Records
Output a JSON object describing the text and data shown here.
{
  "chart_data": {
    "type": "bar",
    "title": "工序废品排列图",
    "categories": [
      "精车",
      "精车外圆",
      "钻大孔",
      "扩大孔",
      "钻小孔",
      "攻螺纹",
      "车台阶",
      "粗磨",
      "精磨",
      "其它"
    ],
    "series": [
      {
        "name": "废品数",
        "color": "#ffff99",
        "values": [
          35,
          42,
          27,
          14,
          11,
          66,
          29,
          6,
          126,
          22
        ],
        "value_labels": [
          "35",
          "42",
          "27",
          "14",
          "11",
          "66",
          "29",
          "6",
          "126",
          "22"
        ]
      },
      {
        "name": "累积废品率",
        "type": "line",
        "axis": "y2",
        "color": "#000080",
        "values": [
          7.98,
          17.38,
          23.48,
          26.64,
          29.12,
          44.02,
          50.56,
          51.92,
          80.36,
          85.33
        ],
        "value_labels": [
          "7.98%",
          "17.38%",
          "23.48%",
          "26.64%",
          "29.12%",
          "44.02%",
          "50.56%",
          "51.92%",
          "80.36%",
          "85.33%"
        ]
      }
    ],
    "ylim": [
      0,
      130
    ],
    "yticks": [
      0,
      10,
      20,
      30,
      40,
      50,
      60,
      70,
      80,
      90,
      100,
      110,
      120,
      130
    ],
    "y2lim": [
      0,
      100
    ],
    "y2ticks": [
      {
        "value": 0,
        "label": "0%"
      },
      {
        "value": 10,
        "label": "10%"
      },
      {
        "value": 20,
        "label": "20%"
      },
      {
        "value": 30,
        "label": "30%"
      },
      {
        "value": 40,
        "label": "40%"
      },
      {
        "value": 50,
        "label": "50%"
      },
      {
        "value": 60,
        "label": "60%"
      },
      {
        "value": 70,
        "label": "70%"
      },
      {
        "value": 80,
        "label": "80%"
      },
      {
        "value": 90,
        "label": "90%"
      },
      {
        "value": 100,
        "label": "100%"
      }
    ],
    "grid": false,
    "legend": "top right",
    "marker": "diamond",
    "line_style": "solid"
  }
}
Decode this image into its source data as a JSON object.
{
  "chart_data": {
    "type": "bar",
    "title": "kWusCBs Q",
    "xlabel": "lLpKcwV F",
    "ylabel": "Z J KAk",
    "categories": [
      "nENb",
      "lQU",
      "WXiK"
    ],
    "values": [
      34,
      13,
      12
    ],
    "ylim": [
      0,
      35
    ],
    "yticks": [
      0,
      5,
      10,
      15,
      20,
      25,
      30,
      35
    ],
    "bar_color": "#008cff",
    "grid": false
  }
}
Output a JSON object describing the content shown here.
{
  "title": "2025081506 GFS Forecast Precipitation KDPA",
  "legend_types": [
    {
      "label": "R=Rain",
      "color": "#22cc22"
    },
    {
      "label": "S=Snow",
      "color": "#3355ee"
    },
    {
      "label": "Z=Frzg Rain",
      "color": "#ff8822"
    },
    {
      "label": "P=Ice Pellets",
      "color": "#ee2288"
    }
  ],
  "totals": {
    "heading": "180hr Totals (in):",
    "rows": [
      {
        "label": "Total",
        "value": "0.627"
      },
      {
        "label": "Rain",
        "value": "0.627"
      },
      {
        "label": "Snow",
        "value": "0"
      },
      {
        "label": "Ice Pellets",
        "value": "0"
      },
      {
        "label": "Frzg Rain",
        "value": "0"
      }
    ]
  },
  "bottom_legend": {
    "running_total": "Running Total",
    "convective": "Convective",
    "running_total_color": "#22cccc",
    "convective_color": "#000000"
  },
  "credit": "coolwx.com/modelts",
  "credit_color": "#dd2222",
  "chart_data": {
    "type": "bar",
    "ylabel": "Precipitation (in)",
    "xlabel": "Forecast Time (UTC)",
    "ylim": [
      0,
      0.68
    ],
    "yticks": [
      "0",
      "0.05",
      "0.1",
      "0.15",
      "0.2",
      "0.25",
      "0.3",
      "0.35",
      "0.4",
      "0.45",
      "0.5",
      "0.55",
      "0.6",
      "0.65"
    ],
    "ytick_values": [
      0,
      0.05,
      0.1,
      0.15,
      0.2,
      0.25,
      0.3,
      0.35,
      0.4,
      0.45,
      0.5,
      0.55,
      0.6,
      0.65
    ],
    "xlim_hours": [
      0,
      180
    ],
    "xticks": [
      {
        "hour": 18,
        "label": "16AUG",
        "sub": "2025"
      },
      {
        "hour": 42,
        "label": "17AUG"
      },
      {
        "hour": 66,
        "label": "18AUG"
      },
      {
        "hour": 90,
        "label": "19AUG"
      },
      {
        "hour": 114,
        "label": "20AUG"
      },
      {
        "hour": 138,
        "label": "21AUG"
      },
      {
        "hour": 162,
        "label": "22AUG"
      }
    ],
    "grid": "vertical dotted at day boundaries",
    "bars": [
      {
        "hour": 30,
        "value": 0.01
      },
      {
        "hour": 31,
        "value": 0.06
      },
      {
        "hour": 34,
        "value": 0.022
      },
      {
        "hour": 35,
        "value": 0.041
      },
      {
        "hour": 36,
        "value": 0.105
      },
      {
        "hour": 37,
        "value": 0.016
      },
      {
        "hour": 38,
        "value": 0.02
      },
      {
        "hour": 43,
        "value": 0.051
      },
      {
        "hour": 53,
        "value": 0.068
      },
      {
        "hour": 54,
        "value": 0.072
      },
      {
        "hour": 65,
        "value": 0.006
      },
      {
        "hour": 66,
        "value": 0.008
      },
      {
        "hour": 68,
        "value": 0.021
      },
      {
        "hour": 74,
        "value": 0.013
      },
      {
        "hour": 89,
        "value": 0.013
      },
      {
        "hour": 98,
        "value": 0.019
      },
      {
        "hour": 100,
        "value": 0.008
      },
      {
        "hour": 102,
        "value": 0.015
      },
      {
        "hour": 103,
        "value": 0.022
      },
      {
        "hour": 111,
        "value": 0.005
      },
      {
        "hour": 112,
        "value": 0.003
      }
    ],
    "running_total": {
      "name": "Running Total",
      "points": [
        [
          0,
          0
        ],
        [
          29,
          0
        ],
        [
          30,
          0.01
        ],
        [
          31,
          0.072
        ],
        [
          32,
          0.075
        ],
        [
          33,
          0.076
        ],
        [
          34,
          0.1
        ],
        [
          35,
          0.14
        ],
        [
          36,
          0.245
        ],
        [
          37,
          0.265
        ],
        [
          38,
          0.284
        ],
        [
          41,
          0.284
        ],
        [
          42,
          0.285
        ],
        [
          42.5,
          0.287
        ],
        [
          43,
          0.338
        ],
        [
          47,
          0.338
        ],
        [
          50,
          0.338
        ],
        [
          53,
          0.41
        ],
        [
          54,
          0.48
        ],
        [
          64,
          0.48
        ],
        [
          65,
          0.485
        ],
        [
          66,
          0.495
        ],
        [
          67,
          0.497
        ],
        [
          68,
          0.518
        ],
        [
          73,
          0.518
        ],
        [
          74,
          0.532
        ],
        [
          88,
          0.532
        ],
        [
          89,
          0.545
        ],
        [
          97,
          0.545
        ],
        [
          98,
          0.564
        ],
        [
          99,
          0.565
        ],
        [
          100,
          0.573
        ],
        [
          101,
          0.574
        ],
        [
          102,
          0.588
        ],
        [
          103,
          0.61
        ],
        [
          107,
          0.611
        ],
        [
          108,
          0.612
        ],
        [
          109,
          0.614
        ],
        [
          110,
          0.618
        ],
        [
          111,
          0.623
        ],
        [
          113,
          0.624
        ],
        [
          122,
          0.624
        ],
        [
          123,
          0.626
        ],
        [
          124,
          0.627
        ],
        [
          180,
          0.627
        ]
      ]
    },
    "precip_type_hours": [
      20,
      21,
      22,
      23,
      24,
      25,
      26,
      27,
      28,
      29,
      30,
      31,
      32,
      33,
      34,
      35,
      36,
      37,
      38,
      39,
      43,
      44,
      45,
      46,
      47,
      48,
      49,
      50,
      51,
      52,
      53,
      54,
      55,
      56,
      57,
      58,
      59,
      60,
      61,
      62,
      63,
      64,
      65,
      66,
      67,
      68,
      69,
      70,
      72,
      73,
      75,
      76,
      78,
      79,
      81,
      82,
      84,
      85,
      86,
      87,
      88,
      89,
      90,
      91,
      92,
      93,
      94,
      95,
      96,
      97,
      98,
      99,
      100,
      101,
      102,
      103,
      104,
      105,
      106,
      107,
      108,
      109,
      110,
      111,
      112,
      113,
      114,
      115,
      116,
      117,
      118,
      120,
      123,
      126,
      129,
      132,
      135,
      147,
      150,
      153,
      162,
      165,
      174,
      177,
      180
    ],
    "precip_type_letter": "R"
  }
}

Work to complete
Give the number of lines above in which the word "name" occurs, with nothing else.

Finished task
3